**Extracted records**
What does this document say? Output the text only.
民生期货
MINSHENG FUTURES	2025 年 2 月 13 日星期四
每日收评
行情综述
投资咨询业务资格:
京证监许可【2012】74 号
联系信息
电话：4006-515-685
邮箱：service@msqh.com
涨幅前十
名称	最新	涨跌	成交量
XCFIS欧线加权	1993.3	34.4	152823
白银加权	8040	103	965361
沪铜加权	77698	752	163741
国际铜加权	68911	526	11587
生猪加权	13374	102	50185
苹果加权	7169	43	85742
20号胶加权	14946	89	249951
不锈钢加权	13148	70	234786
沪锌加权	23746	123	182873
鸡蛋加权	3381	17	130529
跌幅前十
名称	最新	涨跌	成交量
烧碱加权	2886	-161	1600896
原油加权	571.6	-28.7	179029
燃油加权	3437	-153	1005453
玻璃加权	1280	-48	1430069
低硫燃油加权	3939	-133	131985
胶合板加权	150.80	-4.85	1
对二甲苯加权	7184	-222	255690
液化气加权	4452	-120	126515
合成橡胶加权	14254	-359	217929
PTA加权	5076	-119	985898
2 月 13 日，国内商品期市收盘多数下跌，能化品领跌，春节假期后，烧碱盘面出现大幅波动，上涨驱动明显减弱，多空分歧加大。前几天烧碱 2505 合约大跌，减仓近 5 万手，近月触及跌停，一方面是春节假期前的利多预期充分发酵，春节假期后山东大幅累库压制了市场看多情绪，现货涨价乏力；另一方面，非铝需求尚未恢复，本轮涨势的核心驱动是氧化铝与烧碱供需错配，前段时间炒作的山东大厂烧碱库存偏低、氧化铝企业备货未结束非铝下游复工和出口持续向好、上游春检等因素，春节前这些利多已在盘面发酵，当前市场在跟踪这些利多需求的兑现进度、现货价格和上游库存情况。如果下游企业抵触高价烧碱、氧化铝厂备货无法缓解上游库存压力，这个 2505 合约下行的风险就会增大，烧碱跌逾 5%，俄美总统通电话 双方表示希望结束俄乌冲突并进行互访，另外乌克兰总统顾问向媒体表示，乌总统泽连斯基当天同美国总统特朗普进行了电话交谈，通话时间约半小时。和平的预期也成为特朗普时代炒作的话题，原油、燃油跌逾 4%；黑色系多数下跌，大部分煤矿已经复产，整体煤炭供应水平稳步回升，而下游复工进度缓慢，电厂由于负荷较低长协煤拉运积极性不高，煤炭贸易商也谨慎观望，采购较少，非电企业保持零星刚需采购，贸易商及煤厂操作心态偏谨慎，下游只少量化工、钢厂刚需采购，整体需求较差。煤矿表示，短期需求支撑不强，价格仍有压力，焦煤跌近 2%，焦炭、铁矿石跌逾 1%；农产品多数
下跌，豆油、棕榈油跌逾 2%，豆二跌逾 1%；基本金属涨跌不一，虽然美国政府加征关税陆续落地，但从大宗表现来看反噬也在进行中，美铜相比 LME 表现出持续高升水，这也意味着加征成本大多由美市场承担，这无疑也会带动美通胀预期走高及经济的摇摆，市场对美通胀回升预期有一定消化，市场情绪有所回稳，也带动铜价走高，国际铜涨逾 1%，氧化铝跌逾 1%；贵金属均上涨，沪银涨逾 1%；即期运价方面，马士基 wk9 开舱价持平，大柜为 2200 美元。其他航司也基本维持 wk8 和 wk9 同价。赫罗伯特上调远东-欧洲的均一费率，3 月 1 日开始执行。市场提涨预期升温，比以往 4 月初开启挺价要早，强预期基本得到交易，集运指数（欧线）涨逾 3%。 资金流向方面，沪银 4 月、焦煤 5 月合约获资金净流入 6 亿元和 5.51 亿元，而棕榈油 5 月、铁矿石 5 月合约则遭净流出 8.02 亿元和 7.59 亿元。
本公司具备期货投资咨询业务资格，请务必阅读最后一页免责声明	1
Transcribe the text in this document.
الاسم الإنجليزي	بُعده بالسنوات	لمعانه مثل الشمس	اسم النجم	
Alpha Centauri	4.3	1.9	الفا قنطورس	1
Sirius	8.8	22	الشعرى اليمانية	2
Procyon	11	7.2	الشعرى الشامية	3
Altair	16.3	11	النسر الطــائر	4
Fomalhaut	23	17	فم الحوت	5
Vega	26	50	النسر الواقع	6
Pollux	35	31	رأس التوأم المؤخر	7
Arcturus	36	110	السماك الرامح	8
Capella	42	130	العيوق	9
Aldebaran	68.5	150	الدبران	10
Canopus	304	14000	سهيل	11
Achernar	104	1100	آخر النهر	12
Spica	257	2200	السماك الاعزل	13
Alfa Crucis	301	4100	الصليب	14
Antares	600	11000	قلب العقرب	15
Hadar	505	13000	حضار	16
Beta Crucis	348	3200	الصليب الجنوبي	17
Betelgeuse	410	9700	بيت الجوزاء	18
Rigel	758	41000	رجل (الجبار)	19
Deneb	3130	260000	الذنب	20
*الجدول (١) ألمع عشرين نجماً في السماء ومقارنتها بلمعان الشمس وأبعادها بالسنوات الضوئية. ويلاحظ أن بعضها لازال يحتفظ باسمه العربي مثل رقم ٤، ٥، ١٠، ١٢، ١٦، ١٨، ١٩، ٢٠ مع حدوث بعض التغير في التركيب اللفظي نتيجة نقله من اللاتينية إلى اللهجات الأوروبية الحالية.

**Directions for this task**
From the listing above, copy every line that holds the string "النسر".

**Solved exercise**
Altair	16.3	11	النسر الطــائر	4
Vega	26	50	النسر الواقع	6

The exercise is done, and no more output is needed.